- Short exercise: Show every line below where "JSON" can be found.

- Dataset:
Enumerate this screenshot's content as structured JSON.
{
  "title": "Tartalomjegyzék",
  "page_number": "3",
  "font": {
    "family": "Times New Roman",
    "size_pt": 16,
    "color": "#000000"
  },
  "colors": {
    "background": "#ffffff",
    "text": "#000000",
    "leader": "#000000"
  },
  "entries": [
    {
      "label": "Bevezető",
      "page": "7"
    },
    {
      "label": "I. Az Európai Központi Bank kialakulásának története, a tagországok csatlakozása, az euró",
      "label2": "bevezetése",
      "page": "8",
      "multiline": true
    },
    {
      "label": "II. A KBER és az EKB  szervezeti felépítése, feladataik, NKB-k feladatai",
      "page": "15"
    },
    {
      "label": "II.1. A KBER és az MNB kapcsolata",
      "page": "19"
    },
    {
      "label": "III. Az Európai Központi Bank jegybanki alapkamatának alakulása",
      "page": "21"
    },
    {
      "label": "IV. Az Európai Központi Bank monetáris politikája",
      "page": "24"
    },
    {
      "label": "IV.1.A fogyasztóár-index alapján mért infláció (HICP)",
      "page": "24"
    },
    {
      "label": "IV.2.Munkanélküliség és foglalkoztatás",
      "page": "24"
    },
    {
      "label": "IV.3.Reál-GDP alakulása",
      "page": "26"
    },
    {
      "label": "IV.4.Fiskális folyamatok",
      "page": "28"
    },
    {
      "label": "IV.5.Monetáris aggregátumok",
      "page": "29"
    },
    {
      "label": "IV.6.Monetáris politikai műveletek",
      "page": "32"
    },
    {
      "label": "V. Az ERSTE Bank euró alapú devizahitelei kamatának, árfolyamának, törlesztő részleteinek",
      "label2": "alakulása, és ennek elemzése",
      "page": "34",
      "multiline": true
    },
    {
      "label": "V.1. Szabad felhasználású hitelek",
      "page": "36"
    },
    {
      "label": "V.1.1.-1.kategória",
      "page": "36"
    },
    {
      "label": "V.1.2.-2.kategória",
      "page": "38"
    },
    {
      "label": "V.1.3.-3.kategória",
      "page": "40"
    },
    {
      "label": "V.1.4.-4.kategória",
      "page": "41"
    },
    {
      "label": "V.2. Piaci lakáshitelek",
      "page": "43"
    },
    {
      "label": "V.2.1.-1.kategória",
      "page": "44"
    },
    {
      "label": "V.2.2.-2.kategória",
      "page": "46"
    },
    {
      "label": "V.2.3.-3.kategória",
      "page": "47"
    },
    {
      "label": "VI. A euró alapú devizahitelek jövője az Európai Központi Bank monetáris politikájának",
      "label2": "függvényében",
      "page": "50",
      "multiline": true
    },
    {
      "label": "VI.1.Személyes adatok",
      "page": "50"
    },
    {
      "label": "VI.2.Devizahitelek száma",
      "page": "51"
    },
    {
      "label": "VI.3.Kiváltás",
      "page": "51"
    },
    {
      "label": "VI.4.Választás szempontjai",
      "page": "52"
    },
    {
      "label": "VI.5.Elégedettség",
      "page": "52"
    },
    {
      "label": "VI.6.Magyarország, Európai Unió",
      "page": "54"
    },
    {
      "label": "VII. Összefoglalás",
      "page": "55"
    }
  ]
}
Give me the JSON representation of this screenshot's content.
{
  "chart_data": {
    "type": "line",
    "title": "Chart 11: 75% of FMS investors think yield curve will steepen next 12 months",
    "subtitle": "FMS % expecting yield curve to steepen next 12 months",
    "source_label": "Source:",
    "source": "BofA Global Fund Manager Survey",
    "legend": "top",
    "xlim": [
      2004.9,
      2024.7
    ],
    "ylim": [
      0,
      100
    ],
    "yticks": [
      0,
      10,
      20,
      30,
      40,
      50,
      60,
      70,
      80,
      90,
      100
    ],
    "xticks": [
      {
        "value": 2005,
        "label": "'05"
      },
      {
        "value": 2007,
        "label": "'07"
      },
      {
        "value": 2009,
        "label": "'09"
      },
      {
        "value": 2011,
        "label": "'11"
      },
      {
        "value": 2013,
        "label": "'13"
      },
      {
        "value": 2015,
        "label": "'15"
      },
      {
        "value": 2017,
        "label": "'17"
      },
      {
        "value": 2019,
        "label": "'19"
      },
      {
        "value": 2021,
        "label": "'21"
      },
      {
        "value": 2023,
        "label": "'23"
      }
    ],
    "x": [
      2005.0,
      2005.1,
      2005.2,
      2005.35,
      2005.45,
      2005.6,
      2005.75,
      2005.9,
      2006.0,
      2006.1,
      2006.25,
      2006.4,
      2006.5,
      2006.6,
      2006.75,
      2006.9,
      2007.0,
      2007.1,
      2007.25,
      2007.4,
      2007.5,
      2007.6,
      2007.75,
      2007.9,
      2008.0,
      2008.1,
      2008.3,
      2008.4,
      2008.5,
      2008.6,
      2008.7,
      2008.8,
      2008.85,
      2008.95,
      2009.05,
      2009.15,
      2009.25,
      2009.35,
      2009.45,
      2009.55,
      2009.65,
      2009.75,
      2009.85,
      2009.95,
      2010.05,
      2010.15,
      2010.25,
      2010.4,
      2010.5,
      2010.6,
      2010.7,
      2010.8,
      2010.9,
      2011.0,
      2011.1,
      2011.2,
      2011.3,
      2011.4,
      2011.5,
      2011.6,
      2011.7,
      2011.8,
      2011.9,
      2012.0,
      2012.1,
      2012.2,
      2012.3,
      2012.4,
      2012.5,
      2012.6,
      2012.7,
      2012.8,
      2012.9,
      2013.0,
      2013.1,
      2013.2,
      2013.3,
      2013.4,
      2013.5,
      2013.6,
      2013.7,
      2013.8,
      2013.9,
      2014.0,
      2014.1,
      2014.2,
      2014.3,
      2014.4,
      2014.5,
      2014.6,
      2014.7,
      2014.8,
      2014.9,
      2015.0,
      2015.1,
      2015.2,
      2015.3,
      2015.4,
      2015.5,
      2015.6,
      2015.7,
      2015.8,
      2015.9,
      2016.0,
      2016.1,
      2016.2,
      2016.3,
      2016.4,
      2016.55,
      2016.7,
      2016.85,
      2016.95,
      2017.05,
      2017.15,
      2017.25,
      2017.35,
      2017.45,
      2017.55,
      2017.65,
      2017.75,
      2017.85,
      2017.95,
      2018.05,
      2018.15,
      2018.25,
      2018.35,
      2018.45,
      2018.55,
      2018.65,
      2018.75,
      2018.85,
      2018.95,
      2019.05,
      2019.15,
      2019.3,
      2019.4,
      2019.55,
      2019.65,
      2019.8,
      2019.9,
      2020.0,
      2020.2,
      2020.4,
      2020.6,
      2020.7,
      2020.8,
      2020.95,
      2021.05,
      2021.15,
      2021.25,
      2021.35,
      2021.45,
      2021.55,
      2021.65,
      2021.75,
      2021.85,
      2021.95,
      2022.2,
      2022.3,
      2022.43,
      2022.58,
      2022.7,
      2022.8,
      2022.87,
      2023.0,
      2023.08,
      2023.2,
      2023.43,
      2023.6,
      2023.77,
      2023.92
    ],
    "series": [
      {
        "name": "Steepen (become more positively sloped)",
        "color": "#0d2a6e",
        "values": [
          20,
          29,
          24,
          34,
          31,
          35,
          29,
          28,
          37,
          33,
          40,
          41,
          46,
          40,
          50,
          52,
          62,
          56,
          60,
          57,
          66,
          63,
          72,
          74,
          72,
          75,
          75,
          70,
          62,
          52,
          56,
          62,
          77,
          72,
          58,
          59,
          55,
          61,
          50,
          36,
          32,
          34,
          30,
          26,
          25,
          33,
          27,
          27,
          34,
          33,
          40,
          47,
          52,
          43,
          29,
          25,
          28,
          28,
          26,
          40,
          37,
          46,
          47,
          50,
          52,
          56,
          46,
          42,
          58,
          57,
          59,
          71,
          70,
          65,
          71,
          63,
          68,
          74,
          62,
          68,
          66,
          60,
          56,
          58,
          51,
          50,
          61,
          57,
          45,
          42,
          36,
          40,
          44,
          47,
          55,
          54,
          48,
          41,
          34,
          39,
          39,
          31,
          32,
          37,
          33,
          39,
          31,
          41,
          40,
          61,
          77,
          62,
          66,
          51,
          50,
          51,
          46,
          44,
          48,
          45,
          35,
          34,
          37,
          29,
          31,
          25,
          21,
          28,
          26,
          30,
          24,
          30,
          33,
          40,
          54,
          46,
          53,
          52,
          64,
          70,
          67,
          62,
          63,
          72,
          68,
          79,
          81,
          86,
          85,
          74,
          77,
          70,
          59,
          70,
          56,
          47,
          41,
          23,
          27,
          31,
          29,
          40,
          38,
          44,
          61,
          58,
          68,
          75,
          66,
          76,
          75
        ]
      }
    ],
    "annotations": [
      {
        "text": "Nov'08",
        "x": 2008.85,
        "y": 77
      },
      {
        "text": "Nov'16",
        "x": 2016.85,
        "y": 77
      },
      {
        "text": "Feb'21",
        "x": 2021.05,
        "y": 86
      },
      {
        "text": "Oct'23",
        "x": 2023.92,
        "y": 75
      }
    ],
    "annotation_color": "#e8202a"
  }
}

- The reply:
Enumerate this screenshot's content as structured JSON.
Give me the JSON representation of this screenshot's content.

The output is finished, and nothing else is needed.